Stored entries
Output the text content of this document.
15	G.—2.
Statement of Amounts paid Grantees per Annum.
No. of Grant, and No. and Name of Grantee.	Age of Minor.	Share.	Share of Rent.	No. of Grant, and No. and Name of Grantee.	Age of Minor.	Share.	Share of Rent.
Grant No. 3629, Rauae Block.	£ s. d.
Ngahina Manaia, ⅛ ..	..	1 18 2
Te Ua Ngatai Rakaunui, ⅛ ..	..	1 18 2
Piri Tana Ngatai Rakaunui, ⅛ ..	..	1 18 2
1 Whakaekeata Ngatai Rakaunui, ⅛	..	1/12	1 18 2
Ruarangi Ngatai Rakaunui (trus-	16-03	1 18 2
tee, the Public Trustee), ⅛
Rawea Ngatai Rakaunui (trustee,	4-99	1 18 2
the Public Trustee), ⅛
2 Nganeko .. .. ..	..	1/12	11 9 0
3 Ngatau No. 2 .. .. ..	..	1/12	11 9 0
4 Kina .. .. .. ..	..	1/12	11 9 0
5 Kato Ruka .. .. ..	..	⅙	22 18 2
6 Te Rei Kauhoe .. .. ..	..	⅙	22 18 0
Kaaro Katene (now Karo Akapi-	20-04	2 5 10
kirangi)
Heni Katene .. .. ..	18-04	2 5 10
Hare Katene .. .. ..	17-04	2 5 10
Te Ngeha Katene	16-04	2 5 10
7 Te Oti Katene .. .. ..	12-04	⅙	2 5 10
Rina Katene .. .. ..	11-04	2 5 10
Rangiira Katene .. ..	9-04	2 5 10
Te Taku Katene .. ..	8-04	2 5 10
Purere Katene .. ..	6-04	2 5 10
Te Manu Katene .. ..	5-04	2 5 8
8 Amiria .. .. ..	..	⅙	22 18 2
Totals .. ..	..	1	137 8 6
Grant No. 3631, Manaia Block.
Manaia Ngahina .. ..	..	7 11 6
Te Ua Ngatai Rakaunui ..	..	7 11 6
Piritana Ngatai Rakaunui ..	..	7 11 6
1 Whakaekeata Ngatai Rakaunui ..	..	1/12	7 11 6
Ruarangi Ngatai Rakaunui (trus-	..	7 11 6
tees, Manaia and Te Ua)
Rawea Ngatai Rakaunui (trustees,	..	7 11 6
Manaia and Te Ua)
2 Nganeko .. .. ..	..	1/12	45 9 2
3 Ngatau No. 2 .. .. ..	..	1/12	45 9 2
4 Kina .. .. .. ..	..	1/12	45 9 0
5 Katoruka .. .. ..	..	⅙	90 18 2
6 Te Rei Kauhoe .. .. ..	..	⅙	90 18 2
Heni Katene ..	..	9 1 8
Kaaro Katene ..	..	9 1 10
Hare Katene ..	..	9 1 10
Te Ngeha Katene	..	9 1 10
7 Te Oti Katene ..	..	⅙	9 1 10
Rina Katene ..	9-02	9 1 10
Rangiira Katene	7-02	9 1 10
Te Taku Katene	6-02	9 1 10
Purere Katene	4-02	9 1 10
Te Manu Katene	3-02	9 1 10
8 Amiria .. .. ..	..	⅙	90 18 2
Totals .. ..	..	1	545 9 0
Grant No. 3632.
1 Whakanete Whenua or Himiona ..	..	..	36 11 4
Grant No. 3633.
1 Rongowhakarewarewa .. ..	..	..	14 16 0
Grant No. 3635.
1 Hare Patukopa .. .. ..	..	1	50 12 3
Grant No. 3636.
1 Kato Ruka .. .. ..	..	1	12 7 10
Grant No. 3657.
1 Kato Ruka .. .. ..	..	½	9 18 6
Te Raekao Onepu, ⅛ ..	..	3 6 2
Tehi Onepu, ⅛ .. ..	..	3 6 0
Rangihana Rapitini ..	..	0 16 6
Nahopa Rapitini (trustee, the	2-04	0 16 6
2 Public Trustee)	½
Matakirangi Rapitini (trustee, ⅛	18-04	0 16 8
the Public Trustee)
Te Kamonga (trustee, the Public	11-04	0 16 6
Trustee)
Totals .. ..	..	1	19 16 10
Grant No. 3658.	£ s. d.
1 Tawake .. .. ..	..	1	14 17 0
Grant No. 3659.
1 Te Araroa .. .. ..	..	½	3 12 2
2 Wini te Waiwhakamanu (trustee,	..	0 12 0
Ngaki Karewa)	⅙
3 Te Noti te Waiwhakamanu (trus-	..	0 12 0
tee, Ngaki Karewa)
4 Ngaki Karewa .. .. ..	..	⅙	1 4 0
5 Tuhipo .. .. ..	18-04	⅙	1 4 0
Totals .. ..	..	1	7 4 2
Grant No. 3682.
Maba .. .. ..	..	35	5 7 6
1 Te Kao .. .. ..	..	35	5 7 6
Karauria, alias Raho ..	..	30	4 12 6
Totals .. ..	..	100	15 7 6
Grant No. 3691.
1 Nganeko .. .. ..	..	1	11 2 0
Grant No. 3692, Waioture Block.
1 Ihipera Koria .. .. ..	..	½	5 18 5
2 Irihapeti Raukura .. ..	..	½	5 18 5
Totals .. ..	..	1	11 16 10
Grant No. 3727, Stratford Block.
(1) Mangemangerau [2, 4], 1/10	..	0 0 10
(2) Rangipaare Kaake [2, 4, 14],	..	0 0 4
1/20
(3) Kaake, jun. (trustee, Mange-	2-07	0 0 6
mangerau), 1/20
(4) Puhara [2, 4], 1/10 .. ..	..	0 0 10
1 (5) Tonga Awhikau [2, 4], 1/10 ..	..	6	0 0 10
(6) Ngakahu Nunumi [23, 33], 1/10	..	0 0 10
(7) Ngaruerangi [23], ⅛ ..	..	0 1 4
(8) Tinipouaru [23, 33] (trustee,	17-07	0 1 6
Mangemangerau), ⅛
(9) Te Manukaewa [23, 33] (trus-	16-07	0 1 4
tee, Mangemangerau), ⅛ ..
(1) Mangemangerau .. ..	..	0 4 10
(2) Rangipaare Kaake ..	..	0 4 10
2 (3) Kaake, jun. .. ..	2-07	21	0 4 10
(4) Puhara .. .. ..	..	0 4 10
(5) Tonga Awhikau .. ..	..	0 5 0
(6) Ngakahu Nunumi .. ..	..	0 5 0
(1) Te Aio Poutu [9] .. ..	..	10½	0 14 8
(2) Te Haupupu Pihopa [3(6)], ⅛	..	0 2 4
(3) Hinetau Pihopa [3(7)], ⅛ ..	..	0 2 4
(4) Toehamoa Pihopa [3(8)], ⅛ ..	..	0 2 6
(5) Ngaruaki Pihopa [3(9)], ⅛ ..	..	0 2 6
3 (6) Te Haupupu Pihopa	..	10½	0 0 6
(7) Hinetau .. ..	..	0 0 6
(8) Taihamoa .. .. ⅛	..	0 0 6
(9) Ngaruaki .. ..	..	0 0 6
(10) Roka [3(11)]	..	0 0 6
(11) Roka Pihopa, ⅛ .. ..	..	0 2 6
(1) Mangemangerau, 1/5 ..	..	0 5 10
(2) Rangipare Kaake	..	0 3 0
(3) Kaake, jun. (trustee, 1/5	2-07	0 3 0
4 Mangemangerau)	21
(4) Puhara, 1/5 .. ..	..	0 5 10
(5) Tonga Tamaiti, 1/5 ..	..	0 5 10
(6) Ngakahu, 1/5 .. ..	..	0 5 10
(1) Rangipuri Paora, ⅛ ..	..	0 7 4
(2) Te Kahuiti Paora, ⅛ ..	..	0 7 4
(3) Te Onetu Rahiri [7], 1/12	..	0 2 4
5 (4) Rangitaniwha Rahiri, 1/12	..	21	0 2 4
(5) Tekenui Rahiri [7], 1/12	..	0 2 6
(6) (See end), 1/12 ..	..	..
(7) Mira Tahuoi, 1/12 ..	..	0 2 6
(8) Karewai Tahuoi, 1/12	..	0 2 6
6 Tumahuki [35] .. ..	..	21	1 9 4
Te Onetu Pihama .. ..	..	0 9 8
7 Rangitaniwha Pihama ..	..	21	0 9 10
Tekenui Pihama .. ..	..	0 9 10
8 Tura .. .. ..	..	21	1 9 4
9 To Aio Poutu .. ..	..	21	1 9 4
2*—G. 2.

DIRECTION |
Of the lines in this material, state how many hold the string "Ruarangi". Write no other words.

RESULT OF THIS EXERCISE |
2